ФРАГМЕНТ ТЕКСТА →
<<<<
Динамику колониальных захватов стимулировало появление новых игроков на политической шахматной доске. Владычица морей Англия неожиданно для себя обнаружила, что её бывшие колонии в образе США вышли на первое место в мире по промышленному развитию и властвуют над Западным полушарием. В Европе на пятки англичанам наступала молодая и дерзкая Германская империя, которая не только перегнала Альбион по добыче угля и выплавке чугуна и стали, но и строила мощный океанский флот с явным намерением господствовать над морями. На Востоке поднималась загадочная Япония, силы которой были до конца не ясны. После отмены крепостного права в эру модернизации вступала Россия, которая нанесла поражение туркам в 1878 году, освободила Болгарию и запустила скачкообразный процесс распада Османской империи, явно претендуя унаследовать её влияние на Балканах. Получив новые импульсы от капиталистического прогресса, все эти государства стремились изменить миропорядок в свою пользу.
>>>>
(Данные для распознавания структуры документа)
<<<<
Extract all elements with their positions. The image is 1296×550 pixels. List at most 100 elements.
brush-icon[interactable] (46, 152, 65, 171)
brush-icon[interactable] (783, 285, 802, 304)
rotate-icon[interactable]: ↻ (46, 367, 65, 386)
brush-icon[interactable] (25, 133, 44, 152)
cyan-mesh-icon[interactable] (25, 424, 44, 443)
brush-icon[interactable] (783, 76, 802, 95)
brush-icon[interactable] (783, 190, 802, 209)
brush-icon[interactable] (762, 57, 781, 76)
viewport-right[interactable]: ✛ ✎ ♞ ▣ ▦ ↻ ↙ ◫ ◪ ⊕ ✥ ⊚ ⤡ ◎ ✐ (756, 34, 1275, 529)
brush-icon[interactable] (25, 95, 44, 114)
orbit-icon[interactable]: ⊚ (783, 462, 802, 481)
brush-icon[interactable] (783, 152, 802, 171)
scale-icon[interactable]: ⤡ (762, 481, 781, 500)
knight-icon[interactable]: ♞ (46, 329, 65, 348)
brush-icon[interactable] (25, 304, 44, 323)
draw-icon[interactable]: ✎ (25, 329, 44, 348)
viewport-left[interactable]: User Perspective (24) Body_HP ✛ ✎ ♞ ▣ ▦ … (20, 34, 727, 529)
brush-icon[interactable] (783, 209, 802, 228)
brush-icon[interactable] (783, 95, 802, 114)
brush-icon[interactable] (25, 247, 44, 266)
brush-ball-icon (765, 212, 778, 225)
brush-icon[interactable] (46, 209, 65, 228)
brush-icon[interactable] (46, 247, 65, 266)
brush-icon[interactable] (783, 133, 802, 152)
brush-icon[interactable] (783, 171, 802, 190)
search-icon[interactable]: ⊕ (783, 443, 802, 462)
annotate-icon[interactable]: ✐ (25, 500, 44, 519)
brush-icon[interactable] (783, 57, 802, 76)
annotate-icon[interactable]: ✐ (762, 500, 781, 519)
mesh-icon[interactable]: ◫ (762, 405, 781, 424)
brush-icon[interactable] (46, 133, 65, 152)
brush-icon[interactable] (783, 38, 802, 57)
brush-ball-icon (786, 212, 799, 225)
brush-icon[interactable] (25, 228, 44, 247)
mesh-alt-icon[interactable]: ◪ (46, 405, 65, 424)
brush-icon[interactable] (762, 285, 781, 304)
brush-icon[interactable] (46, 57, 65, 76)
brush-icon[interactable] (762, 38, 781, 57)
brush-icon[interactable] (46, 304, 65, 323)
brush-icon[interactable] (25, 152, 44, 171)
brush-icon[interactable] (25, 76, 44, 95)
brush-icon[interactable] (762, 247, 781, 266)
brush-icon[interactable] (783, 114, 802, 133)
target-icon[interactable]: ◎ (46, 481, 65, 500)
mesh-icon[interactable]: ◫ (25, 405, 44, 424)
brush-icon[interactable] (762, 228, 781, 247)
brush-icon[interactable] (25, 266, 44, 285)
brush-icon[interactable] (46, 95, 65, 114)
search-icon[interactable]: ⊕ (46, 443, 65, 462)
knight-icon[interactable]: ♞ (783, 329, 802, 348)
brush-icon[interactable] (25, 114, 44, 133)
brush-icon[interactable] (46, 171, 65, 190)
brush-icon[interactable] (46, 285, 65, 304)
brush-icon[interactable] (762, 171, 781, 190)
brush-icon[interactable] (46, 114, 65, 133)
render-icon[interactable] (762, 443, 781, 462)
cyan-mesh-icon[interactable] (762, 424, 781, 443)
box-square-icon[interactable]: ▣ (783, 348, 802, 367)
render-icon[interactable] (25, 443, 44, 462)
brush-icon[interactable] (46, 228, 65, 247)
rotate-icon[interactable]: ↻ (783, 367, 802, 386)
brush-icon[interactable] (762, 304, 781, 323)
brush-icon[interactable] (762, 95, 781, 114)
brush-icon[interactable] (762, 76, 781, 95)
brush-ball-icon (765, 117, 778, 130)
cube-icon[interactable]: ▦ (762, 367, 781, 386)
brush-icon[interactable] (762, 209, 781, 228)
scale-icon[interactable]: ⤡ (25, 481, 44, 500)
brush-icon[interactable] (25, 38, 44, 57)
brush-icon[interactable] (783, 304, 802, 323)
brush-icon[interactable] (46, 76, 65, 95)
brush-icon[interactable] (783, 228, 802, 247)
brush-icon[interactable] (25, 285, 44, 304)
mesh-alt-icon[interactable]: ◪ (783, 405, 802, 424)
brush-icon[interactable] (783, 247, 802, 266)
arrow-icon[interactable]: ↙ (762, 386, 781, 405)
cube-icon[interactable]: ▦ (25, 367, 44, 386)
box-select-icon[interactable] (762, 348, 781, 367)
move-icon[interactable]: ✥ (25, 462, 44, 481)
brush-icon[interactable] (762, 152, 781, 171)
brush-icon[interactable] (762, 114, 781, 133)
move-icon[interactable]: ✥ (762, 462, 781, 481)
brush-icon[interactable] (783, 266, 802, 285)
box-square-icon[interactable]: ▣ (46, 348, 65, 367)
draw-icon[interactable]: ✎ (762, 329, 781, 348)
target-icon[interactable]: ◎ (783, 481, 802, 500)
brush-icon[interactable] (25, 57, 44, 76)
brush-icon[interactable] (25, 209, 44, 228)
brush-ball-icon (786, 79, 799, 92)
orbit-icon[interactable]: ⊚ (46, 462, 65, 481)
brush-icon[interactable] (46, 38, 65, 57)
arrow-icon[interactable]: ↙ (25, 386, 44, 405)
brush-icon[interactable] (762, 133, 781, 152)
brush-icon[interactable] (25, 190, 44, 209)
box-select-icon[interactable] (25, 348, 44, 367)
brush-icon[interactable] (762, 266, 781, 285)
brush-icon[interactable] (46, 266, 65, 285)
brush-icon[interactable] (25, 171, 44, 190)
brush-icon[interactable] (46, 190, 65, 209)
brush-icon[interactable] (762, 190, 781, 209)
>>>>
ВОПРОСЫ ПО МАТЕРИАЛУ →
1 – Что, согласно тексту о колониальных захватах, стимулировало их динамику? Ответьте одним-тремя предложениями.
2 – Переведите на английский язык предложение из текста о колониальных захватах: «На Востоке поднималась загадочная Япония, силы которой были до конца не ясны».
3 – Продолжите текст о колониальных захватах, начав сразу после его последнего предложения.

ОТВЕТЫ К ЗАДАНИЯМ →
1 – Динамику колониальных захватов стимулировало появление новых игроков на политической шахматной доске: США, Германской империи, Японии и России.

2 – In the East, mysterious Japan was rising, and the full extent of its strength was unclear.

3 –
К колониальной политике свои правительства поощряли, а в некоторых случаях и понуждали (через прессу и агентов влияния) юные транснациональные корпорации. Они также были заинтересованы в захвате ресурсов, рынков сбыта и рабочей силы для преумножения капитала. Именно алмазная корпорация «Де Бирс» и её лидер Сесил Родс вовлекли Британскую империю в англо-бурскую войну для захвата золотоносных жил Трансвааля. В других случаях бизнес приходил уже на готовое. Так, знаменитый резинотехнический гигант «Мишлен» приобрёл огромные плантации гевеи во французском Индокитае. На них за бесценок трудились местные жители, которые сохранили о влиянии корпорации такую память, что в 1954 году, во время войны вьетнамцев за независимость, солдаты Хо Ши Мина ругали французских военнопленных не просто оккупантами, но и «слугами Мишлен».
Империализм (и расизм в качестве его инструмента) виделся сильным мира сего как лучшее средство борьбы с внутренней смутой. Тяжёлое положение подталкивало рабочих к стихийным бунтам против властей и борьбе за свои права. Но империализм предлагал действенные лекарства от этой социальной болезни. Аристократы и буржуа узрели возможность умилостивить собственную «чернь» за счёт ограбления заморских дикарей.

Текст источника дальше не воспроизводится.